Records from a collection of figures
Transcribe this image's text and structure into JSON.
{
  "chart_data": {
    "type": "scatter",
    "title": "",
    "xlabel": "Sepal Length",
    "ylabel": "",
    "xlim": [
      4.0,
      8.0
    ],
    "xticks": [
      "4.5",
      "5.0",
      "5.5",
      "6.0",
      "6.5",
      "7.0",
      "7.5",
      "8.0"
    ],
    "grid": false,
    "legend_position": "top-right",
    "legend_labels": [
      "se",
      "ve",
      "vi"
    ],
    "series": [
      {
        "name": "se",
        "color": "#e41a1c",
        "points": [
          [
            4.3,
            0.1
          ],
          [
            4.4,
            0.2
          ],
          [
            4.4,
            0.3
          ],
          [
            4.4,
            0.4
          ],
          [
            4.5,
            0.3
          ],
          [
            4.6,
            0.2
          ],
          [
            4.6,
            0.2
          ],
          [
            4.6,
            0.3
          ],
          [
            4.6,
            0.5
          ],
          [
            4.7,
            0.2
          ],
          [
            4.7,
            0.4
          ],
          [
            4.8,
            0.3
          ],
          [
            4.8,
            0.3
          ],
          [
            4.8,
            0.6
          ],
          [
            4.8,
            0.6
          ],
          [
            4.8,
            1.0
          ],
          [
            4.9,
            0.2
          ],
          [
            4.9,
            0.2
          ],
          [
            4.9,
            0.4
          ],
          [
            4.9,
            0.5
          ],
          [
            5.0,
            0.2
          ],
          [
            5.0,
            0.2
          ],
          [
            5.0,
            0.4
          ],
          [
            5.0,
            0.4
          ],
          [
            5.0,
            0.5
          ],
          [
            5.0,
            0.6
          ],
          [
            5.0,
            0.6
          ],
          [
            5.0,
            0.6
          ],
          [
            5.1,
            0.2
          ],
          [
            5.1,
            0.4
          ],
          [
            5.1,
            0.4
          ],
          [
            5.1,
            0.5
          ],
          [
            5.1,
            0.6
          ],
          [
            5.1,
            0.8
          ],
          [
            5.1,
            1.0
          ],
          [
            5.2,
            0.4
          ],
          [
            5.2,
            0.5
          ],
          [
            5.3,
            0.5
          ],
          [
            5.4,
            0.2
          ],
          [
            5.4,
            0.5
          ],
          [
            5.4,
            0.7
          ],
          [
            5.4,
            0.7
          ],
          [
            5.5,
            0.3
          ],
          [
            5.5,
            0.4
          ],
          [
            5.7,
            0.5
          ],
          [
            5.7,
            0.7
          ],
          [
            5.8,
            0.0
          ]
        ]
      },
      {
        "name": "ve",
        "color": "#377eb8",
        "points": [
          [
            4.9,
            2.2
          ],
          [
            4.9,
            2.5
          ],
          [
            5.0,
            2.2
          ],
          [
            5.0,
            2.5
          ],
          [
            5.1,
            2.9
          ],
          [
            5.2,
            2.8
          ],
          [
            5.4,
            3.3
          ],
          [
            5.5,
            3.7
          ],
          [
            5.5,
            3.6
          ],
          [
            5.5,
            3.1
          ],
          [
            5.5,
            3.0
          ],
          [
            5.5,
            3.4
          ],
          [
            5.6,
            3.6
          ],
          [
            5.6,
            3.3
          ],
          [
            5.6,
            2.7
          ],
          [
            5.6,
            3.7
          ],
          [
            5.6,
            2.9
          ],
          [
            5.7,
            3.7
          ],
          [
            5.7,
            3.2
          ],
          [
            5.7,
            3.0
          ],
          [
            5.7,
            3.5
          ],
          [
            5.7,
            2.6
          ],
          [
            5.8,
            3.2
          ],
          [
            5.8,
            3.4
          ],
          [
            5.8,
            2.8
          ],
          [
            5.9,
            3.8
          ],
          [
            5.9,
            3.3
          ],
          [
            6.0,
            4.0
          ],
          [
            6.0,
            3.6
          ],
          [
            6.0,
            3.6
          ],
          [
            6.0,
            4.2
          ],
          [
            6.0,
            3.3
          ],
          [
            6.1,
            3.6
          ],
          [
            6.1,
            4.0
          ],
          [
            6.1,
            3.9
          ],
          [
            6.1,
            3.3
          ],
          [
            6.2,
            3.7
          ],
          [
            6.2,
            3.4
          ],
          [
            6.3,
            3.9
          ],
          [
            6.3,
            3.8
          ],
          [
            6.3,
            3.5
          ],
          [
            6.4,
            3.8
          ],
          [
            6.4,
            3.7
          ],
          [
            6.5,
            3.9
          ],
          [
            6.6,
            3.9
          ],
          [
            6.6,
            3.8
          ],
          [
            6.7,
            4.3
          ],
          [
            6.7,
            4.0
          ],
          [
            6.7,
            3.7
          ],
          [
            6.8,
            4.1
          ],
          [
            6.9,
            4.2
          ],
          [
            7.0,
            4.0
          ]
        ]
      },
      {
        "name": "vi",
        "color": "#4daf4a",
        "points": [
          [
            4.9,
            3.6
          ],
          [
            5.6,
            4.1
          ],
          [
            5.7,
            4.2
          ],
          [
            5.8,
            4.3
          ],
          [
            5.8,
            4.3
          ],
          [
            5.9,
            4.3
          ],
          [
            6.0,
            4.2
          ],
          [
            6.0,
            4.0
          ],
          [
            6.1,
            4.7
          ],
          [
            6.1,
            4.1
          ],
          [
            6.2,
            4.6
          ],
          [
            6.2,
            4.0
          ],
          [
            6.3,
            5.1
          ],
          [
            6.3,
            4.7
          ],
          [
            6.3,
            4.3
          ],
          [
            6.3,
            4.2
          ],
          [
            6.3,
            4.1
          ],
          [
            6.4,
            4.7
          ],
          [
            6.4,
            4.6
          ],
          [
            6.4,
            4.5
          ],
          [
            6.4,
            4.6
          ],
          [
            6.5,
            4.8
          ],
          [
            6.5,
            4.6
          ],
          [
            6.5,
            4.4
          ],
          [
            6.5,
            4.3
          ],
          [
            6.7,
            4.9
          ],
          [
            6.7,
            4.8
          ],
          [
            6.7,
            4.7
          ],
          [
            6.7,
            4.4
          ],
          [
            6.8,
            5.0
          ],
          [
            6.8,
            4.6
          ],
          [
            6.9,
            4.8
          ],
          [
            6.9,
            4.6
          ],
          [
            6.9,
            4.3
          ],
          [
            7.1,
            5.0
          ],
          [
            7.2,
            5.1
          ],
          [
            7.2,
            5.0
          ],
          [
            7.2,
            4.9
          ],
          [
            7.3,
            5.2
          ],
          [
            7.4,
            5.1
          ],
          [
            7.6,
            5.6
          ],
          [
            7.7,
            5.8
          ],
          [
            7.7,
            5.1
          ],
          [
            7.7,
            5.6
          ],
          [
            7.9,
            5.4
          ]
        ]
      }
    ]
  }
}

• [Task instructions]:
Which lines hold the word "color"? Copy each of them from the records.

• [Written response]:
        "color": "#e41a1c",
        "color": "#377eb8",
        "color": "#4daf4a",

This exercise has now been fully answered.